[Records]

:::

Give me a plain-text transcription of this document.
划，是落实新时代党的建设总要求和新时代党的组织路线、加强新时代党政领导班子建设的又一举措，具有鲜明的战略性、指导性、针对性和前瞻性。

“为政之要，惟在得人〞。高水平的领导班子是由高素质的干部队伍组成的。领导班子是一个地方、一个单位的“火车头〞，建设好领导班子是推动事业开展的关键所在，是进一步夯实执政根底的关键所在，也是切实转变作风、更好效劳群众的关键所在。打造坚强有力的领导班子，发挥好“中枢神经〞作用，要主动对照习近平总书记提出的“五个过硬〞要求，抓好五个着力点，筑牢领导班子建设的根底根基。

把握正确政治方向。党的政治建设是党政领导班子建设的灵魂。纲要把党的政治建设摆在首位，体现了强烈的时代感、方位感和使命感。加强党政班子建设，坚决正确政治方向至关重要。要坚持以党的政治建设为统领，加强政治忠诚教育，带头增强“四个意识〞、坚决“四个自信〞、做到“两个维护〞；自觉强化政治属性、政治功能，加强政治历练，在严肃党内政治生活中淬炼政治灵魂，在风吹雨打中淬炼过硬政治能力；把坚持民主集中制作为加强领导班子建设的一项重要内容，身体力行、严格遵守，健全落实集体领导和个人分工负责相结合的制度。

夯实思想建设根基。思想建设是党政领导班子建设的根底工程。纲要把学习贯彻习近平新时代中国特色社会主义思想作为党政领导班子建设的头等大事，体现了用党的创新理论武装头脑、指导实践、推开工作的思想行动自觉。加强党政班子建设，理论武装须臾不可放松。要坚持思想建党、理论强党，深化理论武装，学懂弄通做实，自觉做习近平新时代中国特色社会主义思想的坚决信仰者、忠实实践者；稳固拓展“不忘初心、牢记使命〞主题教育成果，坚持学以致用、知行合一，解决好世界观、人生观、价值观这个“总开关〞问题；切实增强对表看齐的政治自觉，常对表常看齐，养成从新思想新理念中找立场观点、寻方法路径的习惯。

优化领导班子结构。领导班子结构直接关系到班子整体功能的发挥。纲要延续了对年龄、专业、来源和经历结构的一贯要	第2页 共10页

:::

The listing above should be transcribed in full, exactly as written.

## Correct result
Give me a plain-text transcription of this document.
划，是落实新时代党的建设总要求和新时代党的组织路线、加强新时代党政领导班子建设的又一举措，具有鲜明的战略性、指导性、针对性和前瞻性。

“为政之要，惟在得人〞。高水平的领导班子是由高素质的干部队伍组成的。领导班子是一个地方、一个单位的“火车头〞，建设好领导班子是推动事业开展的关键所在，是进一步夯实执政根底的关键所在，也是切实转变作风、更好效劳群众的关键所在。打造坚强有力的领导班子，发挥好“中枢神经〞作用，要主动对照习近平总书记提出的“五个过硬〞要求，抓好五个着力点，筑牢领导班子建设的根底根基。

把握正确政治方向。党的政治建设是党政领导班子建设的灵魂。纲要把党的政治建设摆在首位，体现了强烈的时代感、方位感和使命感。加强党政班子建设，坚决正确政治方向至关重要。要坚持以党的政治建设为统领，加强政治忠诚教育，带头增强“四个意识〞、坚决“四个自信〞、做到“两个维护〞；自觉强化政治属性、政治功能，加强政治历练，在严肃党内政治生活中淬炼政治灵魂，在风吹雨打中淬炼过硬政治能力；把坚持民主集中制作为加强领导班子建设的一项重要内容，身体力行、严格遵守，健全落实集体领导和个人分工负责相结合的制度。

夯实思想建设根基。思想建设是党政领导班子建设的根底工程。纲要把学习贯彻习近平新时代中国特色社会主义思想作为党政领导班子建设的头等大事，体现了用党的创新理论武装头脑、指导实践、推开工作的思想行动自觉。加强党政班子建设，理论武装须臾不可放松。要坚持思想建党、理论强党，深化理论武装，学懂弄通做实，自觉做习近平新时代中国特色社会主义思想的坚决信仰者、忠实实践者；稳固拓展“不忘初心、牢记使命〞主题教育成果，坚持学以致用、知行合一，解决好世界观、人生观、价值观这个“总开关〞问题；切实增强对表看齐的政治自觉，常对表常看齐，养成从新思想新理念中找立场观点、寻方法路径的习惯。

优化领导班子结构。领导班子结构直接关系到班子整体功能的发挥。纲要延续了对年龄、专业、来源和经历结构的一贯要	第2页 共10页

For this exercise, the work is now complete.